[Written task]:
Of the lines below, how many hold the string "escribirlo"? Give only the number.
........
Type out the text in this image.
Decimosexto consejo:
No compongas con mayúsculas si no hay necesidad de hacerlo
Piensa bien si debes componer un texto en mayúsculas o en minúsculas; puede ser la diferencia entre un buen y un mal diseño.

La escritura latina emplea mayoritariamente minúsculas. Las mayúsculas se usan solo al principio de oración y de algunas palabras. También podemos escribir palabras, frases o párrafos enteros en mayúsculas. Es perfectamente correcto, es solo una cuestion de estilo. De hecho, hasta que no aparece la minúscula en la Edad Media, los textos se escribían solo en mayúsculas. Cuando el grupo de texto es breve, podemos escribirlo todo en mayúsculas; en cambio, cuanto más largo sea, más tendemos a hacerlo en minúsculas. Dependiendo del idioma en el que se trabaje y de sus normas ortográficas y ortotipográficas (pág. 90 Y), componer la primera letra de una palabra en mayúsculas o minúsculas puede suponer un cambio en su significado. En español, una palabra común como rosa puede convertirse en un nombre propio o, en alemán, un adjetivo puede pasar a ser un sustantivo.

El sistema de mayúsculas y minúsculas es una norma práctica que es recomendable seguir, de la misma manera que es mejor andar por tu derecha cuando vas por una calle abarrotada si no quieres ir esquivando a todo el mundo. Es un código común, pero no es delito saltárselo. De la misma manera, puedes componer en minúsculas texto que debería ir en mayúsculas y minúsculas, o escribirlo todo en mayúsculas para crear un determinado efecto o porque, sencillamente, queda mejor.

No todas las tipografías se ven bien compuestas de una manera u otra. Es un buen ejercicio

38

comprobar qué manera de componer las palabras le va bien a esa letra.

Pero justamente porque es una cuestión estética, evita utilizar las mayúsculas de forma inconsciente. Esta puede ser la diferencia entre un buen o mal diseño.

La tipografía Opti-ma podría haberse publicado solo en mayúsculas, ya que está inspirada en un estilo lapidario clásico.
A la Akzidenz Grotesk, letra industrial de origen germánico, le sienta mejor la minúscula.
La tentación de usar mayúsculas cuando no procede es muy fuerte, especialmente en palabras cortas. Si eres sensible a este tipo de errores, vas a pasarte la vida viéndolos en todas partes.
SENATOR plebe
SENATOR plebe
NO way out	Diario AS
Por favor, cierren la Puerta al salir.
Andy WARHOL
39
........
[Result for this exercise]:
2